━━━ Exercise text ━━━

I want to filter multiple rows based on “value” column. Ex, i want filter velocity
from channel_name
column where value>=1 & value <=5
and i want filter Temp
from channel_name
column where value>=0 & value <=2
. Below id my Pysaprk DF.
start_timestamp | channel_name | value |
---|---|---|
2020-11-02 08:51:50 | velocity | 1 |
2020-11-02 09:14:29 | Temp | 0 |
2020-11-02 09:18:32 | velocity | 0 |
2020-11-02 09:32:42 | velocity | 4 |
2020-11-03 13:06:03 | Temp | 2 |
2020-11-03 13:10:01 | Temp | 1 |
2020-11-03 13:54:38 | Temp | 5 |
2020-11-03 14:46:25 | velocity | 5 |
2020-11-03 14:57:31 | Kilometer | 6 |
2020-11-03 15:07:07 | Kilometer | 7 |
Expected DF:
start_timestamp | channel_name | value |
---|---|---|
2020-11-02 08:51:50 | velocity | 1 |
2020-11-02 09:32:42 | velocity | 4 |
2020-11-03 14:46:25 | velocity | 5 |
2020-11-02 09:14:29 | Temp | 0 |
2020-11-03 13:06:03 | Temp | 2 |
2020-11-03 13:10:01 | Temp | 1 |
I tried for channel_name Velocity
and it is working fine.

━━━ Data shown ━━━

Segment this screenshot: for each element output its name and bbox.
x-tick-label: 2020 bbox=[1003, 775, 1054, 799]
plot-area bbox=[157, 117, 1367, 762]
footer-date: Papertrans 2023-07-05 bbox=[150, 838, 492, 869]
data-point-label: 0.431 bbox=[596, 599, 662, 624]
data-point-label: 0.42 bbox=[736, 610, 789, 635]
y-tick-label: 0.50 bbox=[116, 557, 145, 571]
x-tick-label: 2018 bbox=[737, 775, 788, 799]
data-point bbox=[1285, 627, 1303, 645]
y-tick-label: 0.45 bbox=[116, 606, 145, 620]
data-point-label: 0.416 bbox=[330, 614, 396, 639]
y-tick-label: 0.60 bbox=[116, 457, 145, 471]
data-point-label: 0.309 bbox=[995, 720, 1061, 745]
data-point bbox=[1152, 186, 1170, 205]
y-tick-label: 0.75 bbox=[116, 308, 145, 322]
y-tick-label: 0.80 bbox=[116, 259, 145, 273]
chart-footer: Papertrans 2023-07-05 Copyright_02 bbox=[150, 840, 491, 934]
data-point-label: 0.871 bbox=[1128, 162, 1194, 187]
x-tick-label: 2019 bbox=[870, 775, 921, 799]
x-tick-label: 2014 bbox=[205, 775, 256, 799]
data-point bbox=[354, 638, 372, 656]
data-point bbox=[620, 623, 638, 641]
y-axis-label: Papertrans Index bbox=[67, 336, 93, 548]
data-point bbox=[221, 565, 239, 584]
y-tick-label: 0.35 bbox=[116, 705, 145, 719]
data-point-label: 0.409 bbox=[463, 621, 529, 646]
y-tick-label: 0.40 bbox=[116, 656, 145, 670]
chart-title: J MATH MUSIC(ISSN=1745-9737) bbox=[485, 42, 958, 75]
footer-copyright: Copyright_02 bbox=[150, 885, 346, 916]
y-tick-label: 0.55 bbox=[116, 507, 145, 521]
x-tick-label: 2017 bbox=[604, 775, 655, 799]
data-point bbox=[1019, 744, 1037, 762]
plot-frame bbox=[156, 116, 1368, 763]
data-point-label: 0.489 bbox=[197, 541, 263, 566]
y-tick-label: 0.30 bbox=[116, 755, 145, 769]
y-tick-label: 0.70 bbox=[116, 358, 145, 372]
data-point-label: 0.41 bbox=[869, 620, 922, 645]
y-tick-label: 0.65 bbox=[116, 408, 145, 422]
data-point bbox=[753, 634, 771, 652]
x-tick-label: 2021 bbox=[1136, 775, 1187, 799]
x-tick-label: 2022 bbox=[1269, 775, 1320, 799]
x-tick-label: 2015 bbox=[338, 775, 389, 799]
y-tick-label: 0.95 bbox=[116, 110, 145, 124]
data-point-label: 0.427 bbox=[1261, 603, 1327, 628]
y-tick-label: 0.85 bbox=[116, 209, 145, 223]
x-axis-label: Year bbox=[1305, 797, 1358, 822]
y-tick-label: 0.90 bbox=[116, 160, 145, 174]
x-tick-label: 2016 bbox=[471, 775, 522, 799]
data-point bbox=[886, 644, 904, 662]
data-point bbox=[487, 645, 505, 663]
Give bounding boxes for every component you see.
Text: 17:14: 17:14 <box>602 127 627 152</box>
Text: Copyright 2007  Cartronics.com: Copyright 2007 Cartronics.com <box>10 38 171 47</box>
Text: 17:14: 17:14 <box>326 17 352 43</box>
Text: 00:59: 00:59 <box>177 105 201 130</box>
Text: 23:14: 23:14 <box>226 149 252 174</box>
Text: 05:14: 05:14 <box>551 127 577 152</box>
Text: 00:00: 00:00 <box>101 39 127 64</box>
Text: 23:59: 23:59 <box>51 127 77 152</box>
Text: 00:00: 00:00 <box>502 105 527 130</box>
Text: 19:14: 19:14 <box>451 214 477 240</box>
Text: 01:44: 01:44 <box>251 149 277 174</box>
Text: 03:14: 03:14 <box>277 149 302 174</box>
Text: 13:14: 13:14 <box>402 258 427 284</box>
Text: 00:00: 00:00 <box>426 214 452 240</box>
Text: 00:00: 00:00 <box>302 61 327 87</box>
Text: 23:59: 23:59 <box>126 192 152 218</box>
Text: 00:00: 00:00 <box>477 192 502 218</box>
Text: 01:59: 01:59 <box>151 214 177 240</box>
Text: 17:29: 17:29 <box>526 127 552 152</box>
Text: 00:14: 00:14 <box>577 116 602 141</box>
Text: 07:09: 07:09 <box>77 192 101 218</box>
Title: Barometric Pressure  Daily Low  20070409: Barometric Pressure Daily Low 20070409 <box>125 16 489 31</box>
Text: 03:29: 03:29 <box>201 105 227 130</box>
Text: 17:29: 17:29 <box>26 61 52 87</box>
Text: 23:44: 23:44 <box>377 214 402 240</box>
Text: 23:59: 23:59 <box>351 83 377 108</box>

━━━

### Problem description
Write the next part of the post about filtering a PySpark DataFrame by channel_name and value, picking up right after its last sentence.

### Answer box
df1=df.filter((df.channel_name == "velocity") & (df.interpreted_value >= 1 ) & (df.interpreted_value <= 5))
but i dont know how i can do this for multiple channel_name
like Velocity
and Temp
:below is code, also let me know if this is right way to do or how i can do that.
df1=df.filter(((df.channel_name == "velocity") & (df.interpreted_value >= 1 ) & (df.interpreted_value <= 5))) & ((df.channel_name == "Temp") & (df.interpreted_value >= 0 ) & (df.interpreted_value <= 2))))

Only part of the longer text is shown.